Task goal
Using the listing below, extract each line that has the word "text" in it.

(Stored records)
------------------------------------

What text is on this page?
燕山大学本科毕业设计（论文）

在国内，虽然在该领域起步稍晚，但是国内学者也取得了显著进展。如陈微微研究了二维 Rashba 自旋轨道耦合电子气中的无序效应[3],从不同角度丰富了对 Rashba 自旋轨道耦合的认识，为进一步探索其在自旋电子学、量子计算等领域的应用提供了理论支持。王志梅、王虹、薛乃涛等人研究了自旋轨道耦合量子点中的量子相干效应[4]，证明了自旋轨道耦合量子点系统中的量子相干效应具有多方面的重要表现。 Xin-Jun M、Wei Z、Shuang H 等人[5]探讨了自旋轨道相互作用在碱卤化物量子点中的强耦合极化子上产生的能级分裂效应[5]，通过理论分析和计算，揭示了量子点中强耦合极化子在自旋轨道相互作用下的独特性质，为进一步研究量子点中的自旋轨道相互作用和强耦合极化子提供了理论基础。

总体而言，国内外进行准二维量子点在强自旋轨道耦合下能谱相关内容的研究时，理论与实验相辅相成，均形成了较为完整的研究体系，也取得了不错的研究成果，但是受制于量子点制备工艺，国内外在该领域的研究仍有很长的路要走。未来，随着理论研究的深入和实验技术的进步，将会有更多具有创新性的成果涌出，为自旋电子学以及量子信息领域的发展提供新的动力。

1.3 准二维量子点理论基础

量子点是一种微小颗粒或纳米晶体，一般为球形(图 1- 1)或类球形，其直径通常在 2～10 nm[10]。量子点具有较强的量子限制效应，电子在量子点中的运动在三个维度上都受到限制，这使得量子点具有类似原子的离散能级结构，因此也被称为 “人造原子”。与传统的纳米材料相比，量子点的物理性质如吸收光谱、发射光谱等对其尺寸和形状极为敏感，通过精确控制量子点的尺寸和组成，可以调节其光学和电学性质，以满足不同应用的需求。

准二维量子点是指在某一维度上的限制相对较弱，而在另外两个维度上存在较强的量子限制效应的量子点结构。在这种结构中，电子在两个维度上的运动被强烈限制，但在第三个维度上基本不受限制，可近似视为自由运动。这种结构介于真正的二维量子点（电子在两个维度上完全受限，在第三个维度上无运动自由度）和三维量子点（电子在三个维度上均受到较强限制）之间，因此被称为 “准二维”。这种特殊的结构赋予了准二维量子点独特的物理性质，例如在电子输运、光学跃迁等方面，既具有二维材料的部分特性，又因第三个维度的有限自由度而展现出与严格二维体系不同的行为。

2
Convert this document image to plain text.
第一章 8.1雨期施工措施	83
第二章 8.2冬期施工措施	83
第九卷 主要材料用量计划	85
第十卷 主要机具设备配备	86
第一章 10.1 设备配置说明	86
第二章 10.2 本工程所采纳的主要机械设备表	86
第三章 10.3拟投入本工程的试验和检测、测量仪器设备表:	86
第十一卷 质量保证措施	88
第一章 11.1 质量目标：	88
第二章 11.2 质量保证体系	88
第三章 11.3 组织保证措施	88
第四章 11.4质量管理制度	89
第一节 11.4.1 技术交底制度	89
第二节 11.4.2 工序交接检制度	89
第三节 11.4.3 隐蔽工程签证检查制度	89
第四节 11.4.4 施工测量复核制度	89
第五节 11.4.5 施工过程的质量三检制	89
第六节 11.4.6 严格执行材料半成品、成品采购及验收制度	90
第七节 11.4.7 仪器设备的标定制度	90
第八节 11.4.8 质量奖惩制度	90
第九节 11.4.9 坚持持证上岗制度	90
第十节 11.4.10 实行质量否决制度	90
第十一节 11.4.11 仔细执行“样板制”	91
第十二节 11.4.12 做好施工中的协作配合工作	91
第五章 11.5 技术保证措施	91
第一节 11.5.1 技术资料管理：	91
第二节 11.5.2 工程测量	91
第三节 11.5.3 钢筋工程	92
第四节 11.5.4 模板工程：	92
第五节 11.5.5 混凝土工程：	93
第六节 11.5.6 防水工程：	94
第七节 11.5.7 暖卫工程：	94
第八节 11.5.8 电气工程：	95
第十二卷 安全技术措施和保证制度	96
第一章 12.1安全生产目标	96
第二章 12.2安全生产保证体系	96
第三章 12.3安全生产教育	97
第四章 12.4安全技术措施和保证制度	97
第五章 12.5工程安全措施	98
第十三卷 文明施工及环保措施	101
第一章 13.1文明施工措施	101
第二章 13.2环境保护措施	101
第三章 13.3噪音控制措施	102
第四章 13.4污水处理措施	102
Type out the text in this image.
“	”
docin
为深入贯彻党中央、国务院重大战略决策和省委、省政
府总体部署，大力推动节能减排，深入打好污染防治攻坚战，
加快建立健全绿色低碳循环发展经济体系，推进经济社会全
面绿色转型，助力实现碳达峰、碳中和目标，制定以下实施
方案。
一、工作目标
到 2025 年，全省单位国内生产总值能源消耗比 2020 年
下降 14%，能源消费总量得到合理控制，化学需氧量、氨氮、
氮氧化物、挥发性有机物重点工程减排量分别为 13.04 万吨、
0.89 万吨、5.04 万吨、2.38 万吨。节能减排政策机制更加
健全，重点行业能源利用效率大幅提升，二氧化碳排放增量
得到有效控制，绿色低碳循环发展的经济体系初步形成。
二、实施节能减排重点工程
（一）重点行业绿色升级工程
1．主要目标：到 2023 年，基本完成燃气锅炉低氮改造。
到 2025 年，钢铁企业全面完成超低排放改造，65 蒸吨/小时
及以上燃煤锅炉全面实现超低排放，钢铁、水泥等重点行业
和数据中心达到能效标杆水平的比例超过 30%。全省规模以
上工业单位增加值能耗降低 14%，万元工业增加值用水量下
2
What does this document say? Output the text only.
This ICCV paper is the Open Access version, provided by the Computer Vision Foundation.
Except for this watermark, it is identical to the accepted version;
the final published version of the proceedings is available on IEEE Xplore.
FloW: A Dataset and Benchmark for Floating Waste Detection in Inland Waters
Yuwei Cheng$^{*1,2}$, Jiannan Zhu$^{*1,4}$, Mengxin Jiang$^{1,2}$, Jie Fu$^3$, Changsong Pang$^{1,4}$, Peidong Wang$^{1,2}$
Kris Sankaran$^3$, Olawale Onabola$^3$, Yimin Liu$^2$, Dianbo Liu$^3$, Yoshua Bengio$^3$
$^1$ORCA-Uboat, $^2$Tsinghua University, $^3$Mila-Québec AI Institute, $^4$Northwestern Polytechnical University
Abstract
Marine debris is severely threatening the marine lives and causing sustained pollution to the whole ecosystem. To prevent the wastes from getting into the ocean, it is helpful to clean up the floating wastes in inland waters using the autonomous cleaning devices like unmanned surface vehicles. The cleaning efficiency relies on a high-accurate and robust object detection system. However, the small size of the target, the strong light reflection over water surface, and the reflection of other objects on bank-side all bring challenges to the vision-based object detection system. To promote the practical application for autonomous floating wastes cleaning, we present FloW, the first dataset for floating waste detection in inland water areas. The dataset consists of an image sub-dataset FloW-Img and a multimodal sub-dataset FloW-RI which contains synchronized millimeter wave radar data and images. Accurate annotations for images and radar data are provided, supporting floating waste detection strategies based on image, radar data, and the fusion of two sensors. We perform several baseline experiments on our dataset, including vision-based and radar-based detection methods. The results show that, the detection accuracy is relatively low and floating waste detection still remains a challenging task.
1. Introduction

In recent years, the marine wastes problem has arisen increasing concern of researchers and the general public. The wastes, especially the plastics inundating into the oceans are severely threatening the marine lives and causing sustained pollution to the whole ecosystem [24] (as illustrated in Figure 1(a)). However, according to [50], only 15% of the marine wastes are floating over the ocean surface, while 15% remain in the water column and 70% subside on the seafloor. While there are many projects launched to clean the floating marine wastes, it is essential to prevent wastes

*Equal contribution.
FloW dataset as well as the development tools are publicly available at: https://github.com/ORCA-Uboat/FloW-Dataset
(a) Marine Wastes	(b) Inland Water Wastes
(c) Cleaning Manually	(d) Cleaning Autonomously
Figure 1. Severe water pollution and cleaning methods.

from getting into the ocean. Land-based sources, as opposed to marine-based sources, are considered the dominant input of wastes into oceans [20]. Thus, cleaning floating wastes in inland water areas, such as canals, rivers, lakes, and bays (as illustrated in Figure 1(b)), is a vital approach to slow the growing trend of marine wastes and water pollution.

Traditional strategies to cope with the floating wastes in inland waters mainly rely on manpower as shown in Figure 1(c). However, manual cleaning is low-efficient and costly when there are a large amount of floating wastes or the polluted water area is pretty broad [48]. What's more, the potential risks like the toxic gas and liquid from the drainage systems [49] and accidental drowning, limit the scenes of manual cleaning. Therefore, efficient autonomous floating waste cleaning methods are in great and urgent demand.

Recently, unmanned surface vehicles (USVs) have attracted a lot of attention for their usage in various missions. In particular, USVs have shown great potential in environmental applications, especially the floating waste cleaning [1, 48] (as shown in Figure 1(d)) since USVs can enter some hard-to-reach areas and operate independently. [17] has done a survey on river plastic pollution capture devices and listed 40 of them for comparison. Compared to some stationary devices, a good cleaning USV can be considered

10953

------------------------------------

Solved exercise
What text is on this page?
Convert this document image to plain text.
Type out the text in this image.
What does this document say? Output the text only.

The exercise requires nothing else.